Task instructions: Copy out all of the material exactly as presented.

Exercise input:
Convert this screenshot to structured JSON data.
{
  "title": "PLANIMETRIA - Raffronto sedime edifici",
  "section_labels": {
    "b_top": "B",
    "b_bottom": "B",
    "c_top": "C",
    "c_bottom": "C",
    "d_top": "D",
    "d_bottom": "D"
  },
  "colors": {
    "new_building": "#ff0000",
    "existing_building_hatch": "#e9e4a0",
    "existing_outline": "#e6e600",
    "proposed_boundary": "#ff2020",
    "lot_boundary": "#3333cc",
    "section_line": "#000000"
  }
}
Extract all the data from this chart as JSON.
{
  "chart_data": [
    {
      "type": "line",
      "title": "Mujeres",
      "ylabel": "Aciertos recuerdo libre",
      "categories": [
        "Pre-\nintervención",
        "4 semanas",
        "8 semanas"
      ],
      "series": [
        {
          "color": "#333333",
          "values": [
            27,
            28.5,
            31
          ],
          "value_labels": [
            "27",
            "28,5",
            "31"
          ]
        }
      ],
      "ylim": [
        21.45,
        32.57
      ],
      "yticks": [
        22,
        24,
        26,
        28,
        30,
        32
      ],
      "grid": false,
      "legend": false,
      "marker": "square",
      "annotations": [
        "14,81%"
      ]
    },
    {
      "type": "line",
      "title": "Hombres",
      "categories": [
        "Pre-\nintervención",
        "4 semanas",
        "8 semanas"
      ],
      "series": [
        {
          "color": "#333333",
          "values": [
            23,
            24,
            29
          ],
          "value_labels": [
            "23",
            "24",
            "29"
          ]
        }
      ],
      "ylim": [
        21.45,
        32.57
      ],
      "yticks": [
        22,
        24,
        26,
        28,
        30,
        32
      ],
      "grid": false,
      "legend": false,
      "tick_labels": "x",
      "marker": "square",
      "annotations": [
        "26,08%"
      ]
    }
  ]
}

Response below:
Convert this screenshot to structured JSON data.
{
  "title": "PLANIMETRIA - Raffronto sedime edifici",
  "section_labels": {
    "b_top": "B",
    "b_bottom": "B",
    "c_top": "C",
    "c_bottom": "C",
    "d_top": "D",
    "d_bottom": "D"
  },
  "colors": {
    "new_building": "#ff0000",
    "existing_building_hatch": "#e9e4a0",
    "existing_outline": "#e6e600",
    "proposed_boundary": "#ff2020",
    "lot_boundary": "#3333cc",
    "section_line": "#000000"
  }
}
Extract all the data from this chart as JSON.
{
  "chart_data": [
    {
      "type": "line",
      "title": "Mujeres",
      "ylabel": "Aciertos recuerdo libre",
      "categories": [
        "Pre-\nintervención",
        "4 semanas",
        "8 semanas"
      ],
      "series": [
        {
          "color": "#333333",
          "values": [
            27,
            28.5,
            31
          ],
          "value_labels": [
            "27",
            "28,5",
            "31"
          ]
        }
      ],
      "ylim": [
        21.45,
        32.57
      ],
      "yticks": [
        22,
        24,
        26,
        28,
        30,
        32
      ],
      "grid": false,
      "legend": false,
      "marker": "square",
      "annotations": [
        "14,81%"
      ]
    },
    {
      "type": "line",
      "title": "Hombres",
      "categories": [
        "Pre-\nintervención",
        "4 semanas",
        "8 semanas"
      ],
      "series": [
        {
          "color": "#333333",
          "values": [
            23,
            24,
            29
          ],
          "value_labels": [
            "23",
            "24",
            "29"
          ]
        }
      ],
      "ylim": [
        21.45,
        32.57
      ],
      "yticks": [
        22,
        24,
        26,
        28,
        30,
        32
      ],
      "grid": false,
      "legend": false,
      "tick_labels": "x",
      "marker": "square",
      "annotations": [
        "26,08%"
      ]
    }
  ]
}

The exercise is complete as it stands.